Return every item below word for word, with no changes.

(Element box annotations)
+ + + + +

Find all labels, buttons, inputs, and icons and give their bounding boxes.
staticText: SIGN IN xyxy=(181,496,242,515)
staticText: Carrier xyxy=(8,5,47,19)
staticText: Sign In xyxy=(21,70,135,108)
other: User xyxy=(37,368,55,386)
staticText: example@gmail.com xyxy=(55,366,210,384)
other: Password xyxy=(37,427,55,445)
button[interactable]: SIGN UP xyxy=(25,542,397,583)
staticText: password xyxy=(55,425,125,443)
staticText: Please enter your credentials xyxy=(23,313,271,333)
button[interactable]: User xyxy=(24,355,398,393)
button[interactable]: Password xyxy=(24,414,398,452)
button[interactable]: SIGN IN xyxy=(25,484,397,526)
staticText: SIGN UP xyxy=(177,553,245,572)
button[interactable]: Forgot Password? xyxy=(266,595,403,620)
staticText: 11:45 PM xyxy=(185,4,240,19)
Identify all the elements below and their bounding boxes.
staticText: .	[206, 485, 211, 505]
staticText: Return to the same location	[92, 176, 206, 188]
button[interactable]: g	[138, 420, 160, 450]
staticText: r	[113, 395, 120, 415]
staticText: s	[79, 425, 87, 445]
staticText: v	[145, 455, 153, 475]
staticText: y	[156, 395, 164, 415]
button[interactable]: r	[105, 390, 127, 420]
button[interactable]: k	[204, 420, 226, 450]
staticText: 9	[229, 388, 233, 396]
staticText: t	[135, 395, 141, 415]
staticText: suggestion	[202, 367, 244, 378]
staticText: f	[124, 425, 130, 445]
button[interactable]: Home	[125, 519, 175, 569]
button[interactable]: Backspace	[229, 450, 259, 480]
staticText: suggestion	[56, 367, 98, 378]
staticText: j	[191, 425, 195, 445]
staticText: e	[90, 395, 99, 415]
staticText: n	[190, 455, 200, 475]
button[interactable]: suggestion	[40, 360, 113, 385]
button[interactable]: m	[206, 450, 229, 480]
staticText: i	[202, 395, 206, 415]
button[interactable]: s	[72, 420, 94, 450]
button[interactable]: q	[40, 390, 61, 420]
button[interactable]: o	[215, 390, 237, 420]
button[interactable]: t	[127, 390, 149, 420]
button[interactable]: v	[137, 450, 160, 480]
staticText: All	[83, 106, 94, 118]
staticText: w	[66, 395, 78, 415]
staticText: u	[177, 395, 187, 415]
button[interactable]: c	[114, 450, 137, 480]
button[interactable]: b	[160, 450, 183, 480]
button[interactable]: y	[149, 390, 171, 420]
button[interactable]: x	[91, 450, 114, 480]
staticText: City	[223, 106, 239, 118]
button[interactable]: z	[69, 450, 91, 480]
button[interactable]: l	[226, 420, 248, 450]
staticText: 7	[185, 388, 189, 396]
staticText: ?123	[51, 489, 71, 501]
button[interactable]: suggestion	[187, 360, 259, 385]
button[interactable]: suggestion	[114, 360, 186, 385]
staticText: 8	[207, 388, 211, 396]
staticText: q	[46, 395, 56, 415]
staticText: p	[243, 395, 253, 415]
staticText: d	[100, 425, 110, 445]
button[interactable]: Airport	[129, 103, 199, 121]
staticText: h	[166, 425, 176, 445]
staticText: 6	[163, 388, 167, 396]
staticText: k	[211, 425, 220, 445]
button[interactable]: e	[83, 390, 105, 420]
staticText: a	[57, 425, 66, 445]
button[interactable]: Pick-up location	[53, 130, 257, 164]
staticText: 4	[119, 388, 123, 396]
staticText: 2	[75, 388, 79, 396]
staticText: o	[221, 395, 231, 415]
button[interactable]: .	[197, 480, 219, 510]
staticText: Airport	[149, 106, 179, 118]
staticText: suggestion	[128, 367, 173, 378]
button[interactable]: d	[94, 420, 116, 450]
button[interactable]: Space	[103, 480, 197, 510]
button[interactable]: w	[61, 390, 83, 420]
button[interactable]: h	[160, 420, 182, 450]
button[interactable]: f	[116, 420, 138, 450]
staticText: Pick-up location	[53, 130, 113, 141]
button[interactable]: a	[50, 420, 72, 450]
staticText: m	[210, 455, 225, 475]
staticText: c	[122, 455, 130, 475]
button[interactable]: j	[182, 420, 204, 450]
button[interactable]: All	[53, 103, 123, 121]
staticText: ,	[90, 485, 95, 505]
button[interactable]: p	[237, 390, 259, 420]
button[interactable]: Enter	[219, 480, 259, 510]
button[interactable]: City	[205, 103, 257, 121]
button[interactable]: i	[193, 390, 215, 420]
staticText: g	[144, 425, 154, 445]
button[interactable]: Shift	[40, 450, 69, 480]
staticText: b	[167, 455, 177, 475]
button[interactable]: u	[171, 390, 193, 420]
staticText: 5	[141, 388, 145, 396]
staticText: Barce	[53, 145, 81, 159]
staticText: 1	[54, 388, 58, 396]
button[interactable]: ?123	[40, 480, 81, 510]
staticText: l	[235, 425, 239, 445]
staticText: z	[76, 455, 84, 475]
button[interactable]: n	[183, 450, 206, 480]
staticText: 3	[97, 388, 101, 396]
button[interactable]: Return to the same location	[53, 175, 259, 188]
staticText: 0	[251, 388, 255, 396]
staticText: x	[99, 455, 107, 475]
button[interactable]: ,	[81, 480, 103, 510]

+ + + + +

◆ Answer:
Find all labels, buttons, inputs, and icons and give their bounding boxes.
staticText: SIGN IN xyxy=(181,496,242,515)
staticText: Carrier xyxy=(8,5,47,19)
staticText: Sign In xyxy=(21,70,135,108)
other: User xyxy=(37,368,55,386)
staticText: example@gmail.com xyxy=(55,366,210,384)
other: Password xyxy=(37,427,55,445)
button[interactable]: SIGN UP xyxy=(25,542,397,583)
staticText: password xyxy=(55,425,125,443)
staticText: Please enter your credentials xyxy=(23,313,271,333)
button[interactable]: User xyxy=(24,355,398,393)
button[interactable]: Password xyxy=(24,414,398,452)
button[interactable]: SIGN IN xyxy=(25,484,397,526)
staticText: SIGN UP xyxy=(177,553,245,572)
button[interactable]: Forgot Password? xyxy=(266,595,403,620)
staticText: 11:45 PM xyxy=(185,4,240,19)
Identify all the elements below and their bounding boxes.
staticText: .	[206, 485, 211, 505]
staticText: Return to the same location	[92, 176, 206, 188]
button[interactable]: g	[138, 420, 160, 450]
staticText: r	[113, 395, 120, 415]
staticText: s	[79, 425, 87, 445]
staticText: v	[145, 455, 153, 475]
staticText: y	[156, 395, 164, 415]
button[interactable]: r	[105, 390, 127, 420]
button[interactable]: k	[204, 420, 226, 450]
staticText: 9	[229, 388, 233, 396]
staticText: t	[135, 395, 141, 415]
staticText: suggestion	[202, 367, 244, 378]
staticText: f	[124, 425, 130, 445]
button[interactable]: Home	[125, 519, 175, 569]
button[interactable]: Backspace	[229, 450, 259, 480]
staticText: suggestion	[56, 367, 98, 378]
staticText: j	[191, 425, 195, 445]
staticText: e	[90, 395, 99, 415]
staticText: n	[190, 455, 200, 475]
button[interactable]: suggestion	[40, 360, 113, 385]
button[interactable]: m	[206, 450, 229, 480]
staticText: i	[202, 395, 206, 415]
button[interactable]: s	[72, 420, 94, 450]
button[interactable]: q	[40, 390, 61, 420]
button[interactable]: o	[215, 390, 237, 420]
button[interactable]: t	[127, 390, 149, 420]
button[interactable]: v	[137, 450, 160, 480]
staticText: All	[83, 106, 94, 118]
staticText: w	[66, 395, 78, 415]
staticText: u	[177, 395, 187, 415]
button[interactable]: c	[114, 450, 137, 480]
button[interactable]: b	[160, 450, 183, 480]
button[interactable]: y	[149, 390, 171, 420]
button[interactable]: x	[91, 450, 114, 480]
staticText: City	[223, 106, 239, 118]
button[interactable]: z	[69, 450, 91, 480]
button[interactable]: l	[226, 420, 248, 450]
staticText: 7	[185, 388, 189, 396]
staticText: ?123	[51, 489, 71, 501]
button[interactable]: suggestion	[187, 360, 259, 385]
button[interactable]: suggestion	[114, 360, 186, 385]
staticText: 8	[207, 388, 211, 396]
staticText: q	[46, 395, 56, 415]
staticText: p	[243, 395, 253, 415]
staticText: d	[100, 425, 110, 445]
button[interactable]: Airport	[129, 103, 199, 121]
staticText: h	[166, 425, 176, 445]
staticText: 6	[163, 388, 167, 396]
staticText: k	[211, 425, 220, 445]
button[interactable]: e	[83, 390, 105, 420]
staticText: a	[57, 425, 66, 445]
button[interactable]: Pick-up location	[53, 130, 257, 164]
staticText: 4	[119, 388, 123, 396]
staticText: 2	[75, 388, 79, 396]
staticText: o	[221, 395, 231, 415]
button[interactable]: .	[197, 480, 219, 510]
staticText: Airport	[149, 106, 179, 118]
staticText: suggestion	[128, 367, 173, 378]
button[interactable]: d	[94, 420, 116, 450]
button[interactable]: Space	[103, 480, 197, 510]
button[interactable]: w	[61, 390, 83, 420]
button[interactable]: h	[160, 420, 182, 450]
button[interactable]: f	[116, 420, 138, 450]
staticText: Pick-up location	[53, 130, 113, 141]
button[interactable]: a	[50, 420, 72, 450]
staticText: m	[210, 455, 225, 475]
staticText: c	[122, 455, 130, 475]
button[interactable]: j	[182, 420, 204, 450]
button[interactable]: All	[53, 103, 123, 121]
staticText: ,	[90, 485, 95, 505]
button[interactable]: p	[237, 390, 259, 420]
button[interactable]: Enter	[219, 480, 259, 510]
button[interactable]: City	[205, 103, 257, 121]
button[interactable]: i	[193, 390, 215, 420]
staticText: g	[144, 425, 154, 445]
button[interactable]: Shift	[40, 450, 69, 480]
staticText: b	[167, 455, 177, 475]
button[interactable]: u	[171, 390, 193, 420]
staticText: 5	[141, 388, 145, 396]
staticText: Barce	[53, 145, 81, 159]
staticText: 1	[54, 388, 58, 396]
button[interactable]: ?123	[40, 480, 81, 510]
staticText: l	[235, 425, 239, 445]
staticText: z	[76, 455, 84, 475]
button[interactable]: n	[183, 450, 206, 480]
staticText: 3	[97, 388, 101, 396]
button[interactable]: Return to the same location	[53, 175, 259, 188]
staticText: 0	[251, 388, 255, 396]
staticText: x	[99, 455, 107, 475]
button[interactable]: ,	[81, 480, 103, 510]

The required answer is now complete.